● Trecho do texto
Dos 11 aos 13 anos, decidi morar com meu avô no interior. Foi a minha melhor fase da adolescência. Eu podia ser eu, tinha amigos meninos ao invés de meninas. Cheguei a ter um pequeno relacionamento com uma menina, porém não deu certo. Logo me apaixonei pelo meu melhor amigo e minha ex virou minha melhor amiga e confidente, uau.

 

Meu avô começou a notar as diferenças no meu comportamento e começou a me repreender, querendo sempre que ficasse na presença dele. Durante um tempo me senti em cárcere privado, pois na época eu não tinha celular e me comunicava por carta com a minha mãe, que vivia em São Paulo. Essas cartas pararam de chegar. Ele já não trazia novidades e nada do que eu pedia nas cartas. Notei que ele não estava entregando as cartas. Desesperei-me e num momento de surto, me refugiei em uma vizinha que me ajudou por uns seis meses. Ela preocupada com a minha situação, decidiu entrar em contato com a minha mãe e me mandou de volta para São Paulo. Minha melhor fase da infância acabou ai.

 

Chegando a São Paulo, me assumi "gay" abertamente para minha mãe, que na época ainda era casada com meu pai. Ela não reagiu muito bem, mas disse que meu pai estava transtornado. Na verdade era o contrário. No fundo, ambos sempre souberam, porém meu pai reagiu melhor que minha mãe.

 

Eles se separaram meses ou anos depois, não me recordo, porém o convívio com a minha mãe, que era perfeito, se tornou o meu pior pesadelo. Em tudo ela me repreendia. Não tinha mais o mesmo afeto.

 

Entre 14 e 17 anos, comecei a fazer bicos em tudo que aparecia para mostrar a minha mãe que independente do que eu sentia/gostava/era, não me impedia em nada. Já fui planfleteira, trabalhei em lava rápido, balconista, barman, vendedora de cosméticos e de lingeries, sempre conciliando com os estudos e sempre tirando notas boas. Mesmo assim, minha mãe já não dava mais o mesmo valor.

 

Com meu pai, por outro lado, eu conseguia conversar. Ele gostava de me ver feliz. E eu podia dançar, rir e contar alguns casos. Ele ria e falava para eu me cuidar apenas.

 

Entre alguns pequenos namoros e paqueras, aos 17, conheci um homem maravilhoso que passou a estar comigo por dez anos. Durante meu processo de mudança, ele me acompanhou. Tiveram muitos altos e baixos, términos e voltas, mas foi essencial.

 

Aos 18 me mudei e fui morar sozinha. Já estava trabalhando registrada. Fiquei três anos morando sozinha e por um querer do destino, voltei a morar com a minha mãe. Na época, ela estava mais conformada, me respeitando, embora ainda não me aceitasse.

● Tarefas solicitadas
- A) Reproduza a passagem do relato que vai de "Chegando a São" até "o mesmo valor.", inclusive.
- B) Dê continuidade ao relato a partir do ponto em que ele termina.

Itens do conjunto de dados
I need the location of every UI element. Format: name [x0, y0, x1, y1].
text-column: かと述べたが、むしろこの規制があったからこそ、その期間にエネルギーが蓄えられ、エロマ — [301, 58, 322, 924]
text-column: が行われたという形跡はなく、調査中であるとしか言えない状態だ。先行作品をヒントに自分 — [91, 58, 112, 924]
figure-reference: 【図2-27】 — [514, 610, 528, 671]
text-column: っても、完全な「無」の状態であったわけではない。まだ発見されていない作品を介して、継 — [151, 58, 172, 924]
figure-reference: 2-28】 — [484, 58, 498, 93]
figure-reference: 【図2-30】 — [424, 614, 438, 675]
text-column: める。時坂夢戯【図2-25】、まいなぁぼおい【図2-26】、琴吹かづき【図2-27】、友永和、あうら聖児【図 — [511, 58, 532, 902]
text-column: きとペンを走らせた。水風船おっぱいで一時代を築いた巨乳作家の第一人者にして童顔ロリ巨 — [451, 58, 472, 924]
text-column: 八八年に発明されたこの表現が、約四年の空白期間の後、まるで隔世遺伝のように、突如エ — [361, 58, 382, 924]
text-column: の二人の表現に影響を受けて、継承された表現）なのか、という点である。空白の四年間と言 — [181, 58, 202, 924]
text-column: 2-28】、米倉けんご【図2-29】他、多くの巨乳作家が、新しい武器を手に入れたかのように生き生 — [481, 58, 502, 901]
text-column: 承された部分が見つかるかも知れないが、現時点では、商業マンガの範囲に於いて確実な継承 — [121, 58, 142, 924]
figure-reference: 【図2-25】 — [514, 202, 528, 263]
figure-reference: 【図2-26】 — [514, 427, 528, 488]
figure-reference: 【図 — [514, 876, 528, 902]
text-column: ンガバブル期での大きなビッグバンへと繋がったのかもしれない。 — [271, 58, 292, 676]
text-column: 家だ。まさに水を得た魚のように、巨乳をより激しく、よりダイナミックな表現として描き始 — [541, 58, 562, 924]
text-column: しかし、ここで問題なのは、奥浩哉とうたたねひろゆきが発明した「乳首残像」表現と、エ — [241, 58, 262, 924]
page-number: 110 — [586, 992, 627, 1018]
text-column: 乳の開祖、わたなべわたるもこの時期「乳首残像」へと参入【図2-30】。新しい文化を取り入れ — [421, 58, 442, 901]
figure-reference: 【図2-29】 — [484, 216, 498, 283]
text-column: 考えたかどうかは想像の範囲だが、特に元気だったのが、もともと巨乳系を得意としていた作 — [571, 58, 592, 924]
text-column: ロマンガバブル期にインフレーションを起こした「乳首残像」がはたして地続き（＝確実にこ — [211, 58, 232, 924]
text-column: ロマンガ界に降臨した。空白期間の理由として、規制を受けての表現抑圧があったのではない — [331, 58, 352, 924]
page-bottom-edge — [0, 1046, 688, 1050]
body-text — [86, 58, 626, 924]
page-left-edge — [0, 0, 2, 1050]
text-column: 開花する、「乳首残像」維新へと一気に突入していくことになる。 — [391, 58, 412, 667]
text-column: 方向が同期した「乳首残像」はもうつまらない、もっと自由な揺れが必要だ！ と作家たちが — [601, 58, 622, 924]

● Respostas por tarefa
- A)
Chegando a São Paulo, me assumi "gay" abertamente para minha mãe, que na época ainda era casada com meu pai. Ela não reagiu muito bem, mas disse que meu pai estava transtornado. Na verdade era o contrário. No fundo, ambos sempre souberam, porém meu pai reagiu melhor que minha mãe.

 

Eles se separaram meses ou anos depois, não me recordo, porém o convívio com a minha mãe, que era perfeito, se tornou o meu pior pesadelo. Em tudo ela me repreendia. Não tinha mais o mesmo afeto.

 

Entre 14 e 17 anos, comecei a fazer bicos em tudo que aparecia para mostrar a minha mãe que independente do que eu sentia/gostava/era, não me impedia em nada. Já fui planfleteira, trabalhei em lava rápido, balconista, barman, vendedora de cosméticos e de lingeries, sempre conciliando com os estudos e sempre tirando notas boas. Mesmo assim, minha mãe já não dava mais o mesmo valor.

- B)
Aos 21, num momento de impulso e de querer sair daquele mundo que não me pertencia, de querer sair daquele corpo, no dia 3/12/2017 tomei minha primeira injeção de estradiol por conta própria. Foi libertador. Chorei, tremia e sorria. Comecei a tomar os medicamentos que futuramente, através do Centro de Testagem e Acolhimento (CTA), descobri que não estavam errados, mas não eram os medicamentos apropriados para meu corpo e idade, entre outros fatores.

 

Passados alguns meses, eu sentia a felicidade e as poucas mudanças acontecendo do lado de fora. E eu podendo expor meu eu, de dentro para fora.

 

Todo meu processo de mudança, levei de forma sábia, sem forçar, sem me expor, sem exageros, em segredo e em silêncio. Deixei o tempo agir. Usava meu nome de batismo sem problemas e aconselho as novas meninas o mesmo. Mesmo tomando meus medicamentos, usava roupas masculinas e colocava uma peça ou algum detalhe feminino que me fizesse sentir bem. Ainda que eu soubesse onde queria chegar e quem eu era, não forçava, pois não queria sofrer chacotas e represálias. Queria sentir respeito e reconhecimento pelos feitos da minha vida.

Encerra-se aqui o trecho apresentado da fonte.